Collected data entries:
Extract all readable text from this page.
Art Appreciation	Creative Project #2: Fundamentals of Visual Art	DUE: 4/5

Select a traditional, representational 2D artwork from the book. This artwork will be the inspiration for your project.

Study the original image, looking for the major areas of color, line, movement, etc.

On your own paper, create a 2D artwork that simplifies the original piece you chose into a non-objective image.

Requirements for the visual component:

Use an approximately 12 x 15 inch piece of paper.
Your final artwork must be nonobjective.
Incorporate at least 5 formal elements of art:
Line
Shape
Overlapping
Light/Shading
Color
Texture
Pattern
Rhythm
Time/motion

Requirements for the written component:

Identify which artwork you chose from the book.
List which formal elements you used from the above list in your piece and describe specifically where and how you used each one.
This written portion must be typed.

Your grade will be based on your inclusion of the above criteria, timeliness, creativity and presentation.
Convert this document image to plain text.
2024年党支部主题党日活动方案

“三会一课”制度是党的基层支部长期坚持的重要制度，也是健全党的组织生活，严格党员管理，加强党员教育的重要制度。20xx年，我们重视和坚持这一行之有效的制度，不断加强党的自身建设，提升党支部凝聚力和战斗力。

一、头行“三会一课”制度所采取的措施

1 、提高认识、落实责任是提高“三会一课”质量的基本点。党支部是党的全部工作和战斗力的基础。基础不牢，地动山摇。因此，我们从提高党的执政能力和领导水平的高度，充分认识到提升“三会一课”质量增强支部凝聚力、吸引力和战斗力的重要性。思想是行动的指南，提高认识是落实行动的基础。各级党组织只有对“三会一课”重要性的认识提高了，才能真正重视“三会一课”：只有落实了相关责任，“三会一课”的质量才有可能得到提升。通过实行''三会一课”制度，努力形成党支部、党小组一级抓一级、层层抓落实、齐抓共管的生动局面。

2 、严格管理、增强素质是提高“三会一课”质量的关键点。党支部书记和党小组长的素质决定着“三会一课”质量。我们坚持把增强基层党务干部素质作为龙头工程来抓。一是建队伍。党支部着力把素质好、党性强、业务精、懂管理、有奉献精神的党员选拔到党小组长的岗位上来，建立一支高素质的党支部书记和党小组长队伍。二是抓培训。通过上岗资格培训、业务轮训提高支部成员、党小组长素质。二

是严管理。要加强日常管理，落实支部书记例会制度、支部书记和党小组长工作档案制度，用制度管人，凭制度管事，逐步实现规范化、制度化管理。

> **EXERCISE DESCRIPTION**
Find the number of lines in which the word "formal" occurs, and write nothing but that number.

> **EXERCISE RESPONSE**
2